→ EXERCISE:
Only the lines holding the string "средству" are needed. Copy each one.

────────────────────────────────────────

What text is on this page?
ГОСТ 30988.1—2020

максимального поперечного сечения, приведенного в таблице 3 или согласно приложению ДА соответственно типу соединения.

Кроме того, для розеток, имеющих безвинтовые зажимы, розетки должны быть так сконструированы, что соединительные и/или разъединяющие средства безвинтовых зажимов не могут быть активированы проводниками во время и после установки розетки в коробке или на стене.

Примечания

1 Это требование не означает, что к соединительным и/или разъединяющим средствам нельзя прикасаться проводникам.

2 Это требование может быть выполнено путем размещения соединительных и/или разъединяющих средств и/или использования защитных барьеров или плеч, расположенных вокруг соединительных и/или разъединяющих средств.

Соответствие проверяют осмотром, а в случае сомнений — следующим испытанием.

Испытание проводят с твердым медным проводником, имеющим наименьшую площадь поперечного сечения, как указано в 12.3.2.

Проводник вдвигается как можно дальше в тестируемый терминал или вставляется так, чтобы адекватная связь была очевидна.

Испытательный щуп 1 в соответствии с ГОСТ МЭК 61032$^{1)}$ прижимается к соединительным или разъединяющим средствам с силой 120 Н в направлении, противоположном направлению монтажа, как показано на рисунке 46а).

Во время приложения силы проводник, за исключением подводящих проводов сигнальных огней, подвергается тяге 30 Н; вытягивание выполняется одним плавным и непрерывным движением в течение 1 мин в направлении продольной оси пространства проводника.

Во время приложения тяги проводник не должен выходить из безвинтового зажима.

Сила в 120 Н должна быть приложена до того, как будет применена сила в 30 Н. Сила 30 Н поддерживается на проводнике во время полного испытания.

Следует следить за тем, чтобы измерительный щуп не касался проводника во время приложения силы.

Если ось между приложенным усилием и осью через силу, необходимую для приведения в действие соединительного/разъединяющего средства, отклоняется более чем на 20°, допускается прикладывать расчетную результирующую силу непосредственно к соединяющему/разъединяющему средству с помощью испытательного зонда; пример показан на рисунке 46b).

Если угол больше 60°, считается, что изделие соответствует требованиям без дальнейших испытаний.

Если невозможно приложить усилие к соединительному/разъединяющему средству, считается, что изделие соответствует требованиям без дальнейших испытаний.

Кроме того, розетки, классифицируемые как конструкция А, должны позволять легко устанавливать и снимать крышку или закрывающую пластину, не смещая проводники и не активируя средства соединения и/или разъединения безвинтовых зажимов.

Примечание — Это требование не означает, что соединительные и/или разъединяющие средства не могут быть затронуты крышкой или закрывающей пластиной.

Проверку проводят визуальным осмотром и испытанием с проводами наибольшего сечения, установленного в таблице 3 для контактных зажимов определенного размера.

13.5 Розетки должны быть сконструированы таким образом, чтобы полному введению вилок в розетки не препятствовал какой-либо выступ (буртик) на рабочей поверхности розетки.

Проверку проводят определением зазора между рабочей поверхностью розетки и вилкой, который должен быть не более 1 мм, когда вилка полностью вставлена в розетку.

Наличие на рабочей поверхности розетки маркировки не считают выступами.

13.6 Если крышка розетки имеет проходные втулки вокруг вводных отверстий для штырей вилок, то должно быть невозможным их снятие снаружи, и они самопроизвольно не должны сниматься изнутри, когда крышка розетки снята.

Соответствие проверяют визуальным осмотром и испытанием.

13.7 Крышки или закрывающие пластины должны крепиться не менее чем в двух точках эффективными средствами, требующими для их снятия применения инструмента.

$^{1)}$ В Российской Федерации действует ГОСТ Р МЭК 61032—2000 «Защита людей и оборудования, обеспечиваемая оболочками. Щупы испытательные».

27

────────────────────────────────────────

→ RESPONSE FOR THIS EXERCISE:
Если ось между приложенным усилием и осью через силу, необходимую для приведения в действие соединительного/разъединяющего средства, отклоняется более чем на 20°, допускается прикладывать расчетную результирующую силу непосредственно к соединяющему/разъединяющему средству с помощью испытательного зонда; пример показан на рисунке 46b).
Если невозможно приложить усилие к соединительному/разъединяющему средству, считается, что изделие соответствует требованиям без дальнейших испытаний.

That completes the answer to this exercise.